#### WRITTEN TASK
Go through the listing and return every line with "this" in it.
********************
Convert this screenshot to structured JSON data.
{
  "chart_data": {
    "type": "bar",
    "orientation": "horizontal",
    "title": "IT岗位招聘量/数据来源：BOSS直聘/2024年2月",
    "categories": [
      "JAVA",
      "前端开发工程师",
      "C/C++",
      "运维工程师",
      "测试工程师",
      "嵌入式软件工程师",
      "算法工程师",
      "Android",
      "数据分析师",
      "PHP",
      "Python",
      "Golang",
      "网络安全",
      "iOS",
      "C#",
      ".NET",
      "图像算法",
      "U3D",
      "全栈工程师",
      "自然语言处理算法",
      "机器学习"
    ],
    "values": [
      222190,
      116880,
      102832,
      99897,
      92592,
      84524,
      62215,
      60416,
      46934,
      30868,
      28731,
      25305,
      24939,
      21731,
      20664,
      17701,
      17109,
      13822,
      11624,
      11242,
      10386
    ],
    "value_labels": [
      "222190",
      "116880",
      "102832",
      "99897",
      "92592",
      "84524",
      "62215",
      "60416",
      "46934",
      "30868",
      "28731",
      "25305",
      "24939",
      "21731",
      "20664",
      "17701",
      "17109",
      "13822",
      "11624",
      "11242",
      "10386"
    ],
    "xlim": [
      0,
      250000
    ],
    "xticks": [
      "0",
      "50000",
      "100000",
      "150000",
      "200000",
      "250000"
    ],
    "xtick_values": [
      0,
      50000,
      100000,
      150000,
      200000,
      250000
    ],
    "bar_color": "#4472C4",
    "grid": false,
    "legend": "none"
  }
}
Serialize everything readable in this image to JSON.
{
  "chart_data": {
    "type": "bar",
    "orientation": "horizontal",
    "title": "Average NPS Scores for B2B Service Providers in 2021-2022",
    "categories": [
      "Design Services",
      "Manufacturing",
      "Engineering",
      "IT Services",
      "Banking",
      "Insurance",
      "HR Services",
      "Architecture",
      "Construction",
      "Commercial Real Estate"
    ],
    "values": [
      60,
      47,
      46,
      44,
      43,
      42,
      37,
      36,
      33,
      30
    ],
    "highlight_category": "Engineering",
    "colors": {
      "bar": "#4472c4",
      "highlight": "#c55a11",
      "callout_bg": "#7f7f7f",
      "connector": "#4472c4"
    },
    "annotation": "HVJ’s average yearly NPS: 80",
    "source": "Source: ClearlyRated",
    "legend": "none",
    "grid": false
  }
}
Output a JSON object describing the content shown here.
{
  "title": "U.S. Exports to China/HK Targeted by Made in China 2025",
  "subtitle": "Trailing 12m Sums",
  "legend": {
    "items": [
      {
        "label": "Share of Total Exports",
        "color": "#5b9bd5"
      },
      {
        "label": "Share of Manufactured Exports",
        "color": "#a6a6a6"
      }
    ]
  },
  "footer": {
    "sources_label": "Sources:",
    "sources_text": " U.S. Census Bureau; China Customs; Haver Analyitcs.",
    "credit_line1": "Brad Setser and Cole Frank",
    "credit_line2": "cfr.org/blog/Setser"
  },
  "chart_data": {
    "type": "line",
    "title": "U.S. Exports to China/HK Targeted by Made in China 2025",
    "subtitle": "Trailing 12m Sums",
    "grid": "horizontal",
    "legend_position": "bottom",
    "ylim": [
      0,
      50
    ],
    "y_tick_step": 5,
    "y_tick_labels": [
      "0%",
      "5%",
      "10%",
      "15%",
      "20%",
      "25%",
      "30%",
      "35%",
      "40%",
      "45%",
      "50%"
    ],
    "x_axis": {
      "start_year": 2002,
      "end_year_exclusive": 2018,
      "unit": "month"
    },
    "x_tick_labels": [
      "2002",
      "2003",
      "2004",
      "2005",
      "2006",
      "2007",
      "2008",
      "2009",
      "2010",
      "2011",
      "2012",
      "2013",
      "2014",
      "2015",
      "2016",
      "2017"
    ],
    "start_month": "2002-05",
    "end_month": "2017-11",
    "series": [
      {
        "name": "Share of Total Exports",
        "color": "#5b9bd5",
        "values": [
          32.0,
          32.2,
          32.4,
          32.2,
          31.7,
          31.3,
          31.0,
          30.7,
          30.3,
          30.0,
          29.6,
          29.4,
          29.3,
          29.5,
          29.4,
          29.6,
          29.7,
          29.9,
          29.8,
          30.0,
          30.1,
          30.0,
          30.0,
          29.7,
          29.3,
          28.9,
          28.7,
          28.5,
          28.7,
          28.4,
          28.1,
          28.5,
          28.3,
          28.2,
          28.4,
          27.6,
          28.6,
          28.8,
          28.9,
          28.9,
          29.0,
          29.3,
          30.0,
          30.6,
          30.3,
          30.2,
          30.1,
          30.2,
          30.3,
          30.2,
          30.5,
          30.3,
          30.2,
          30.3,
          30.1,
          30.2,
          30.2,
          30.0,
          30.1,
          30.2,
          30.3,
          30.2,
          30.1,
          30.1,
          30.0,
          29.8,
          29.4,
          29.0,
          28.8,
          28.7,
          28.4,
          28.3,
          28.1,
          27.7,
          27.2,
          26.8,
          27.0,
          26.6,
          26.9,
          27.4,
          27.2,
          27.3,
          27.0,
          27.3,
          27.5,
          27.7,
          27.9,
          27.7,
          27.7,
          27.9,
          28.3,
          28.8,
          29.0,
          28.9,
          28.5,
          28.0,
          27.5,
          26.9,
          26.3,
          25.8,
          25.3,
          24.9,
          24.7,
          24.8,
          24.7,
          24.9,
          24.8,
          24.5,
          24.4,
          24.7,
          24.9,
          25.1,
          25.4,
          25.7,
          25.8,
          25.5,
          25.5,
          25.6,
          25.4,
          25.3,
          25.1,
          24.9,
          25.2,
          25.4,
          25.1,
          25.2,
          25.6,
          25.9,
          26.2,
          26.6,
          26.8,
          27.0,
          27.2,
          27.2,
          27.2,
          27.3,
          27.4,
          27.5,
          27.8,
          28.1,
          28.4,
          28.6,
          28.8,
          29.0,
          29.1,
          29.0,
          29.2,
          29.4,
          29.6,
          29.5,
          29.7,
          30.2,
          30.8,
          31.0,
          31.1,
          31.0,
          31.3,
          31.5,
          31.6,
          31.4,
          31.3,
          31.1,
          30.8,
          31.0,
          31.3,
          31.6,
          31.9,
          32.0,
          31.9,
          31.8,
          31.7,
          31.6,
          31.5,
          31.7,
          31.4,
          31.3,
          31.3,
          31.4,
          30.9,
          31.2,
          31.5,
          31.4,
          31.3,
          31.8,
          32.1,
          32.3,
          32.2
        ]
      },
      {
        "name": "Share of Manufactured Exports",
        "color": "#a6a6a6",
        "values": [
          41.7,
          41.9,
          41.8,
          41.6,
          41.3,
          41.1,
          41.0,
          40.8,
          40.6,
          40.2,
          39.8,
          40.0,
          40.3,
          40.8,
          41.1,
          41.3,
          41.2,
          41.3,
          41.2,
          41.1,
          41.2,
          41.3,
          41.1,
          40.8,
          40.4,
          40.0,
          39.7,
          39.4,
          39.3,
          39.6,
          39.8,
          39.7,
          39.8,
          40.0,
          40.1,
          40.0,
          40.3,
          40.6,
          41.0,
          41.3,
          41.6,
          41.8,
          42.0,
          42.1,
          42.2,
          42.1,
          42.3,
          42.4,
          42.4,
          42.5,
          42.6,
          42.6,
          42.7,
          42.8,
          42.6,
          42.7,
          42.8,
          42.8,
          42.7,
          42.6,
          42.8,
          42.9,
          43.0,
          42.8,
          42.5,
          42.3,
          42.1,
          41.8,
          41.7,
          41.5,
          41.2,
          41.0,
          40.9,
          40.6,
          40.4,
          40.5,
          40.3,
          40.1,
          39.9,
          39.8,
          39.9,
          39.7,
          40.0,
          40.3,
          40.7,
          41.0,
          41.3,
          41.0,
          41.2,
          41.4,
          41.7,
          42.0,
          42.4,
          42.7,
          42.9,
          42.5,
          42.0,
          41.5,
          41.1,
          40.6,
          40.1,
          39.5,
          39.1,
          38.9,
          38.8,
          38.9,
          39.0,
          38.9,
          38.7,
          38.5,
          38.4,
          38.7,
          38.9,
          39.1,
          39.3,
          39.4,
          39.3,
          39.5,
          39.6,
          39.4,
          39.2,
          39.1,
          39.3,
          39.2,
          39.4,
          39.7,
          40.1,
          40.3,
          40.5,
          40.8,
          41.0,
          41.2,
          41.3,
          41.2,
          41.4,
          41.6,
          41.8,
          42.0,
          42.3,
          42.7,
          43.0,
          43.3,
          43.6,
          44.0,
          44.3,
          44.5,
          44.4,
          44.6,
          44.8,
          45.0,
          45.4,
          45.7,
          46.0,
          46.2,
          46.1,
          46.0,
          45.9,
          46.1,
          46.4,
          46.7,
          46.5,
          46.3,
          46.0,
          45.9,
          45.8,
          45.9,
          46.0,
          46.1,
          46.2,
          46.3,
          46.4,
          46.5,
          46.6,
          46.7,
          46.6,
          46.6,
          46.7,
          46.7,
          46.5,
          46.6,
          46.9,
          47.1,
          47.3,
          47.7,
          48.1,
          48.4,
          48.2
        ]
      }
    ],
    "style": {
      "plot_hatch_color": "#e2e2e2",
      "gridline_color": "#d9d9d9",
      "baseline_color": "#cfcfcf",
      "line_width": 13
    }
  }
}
********************
#### RESULT BELOW
Convert this screenshot to structured JSON data.
Serialize everything readable in this image to JSON.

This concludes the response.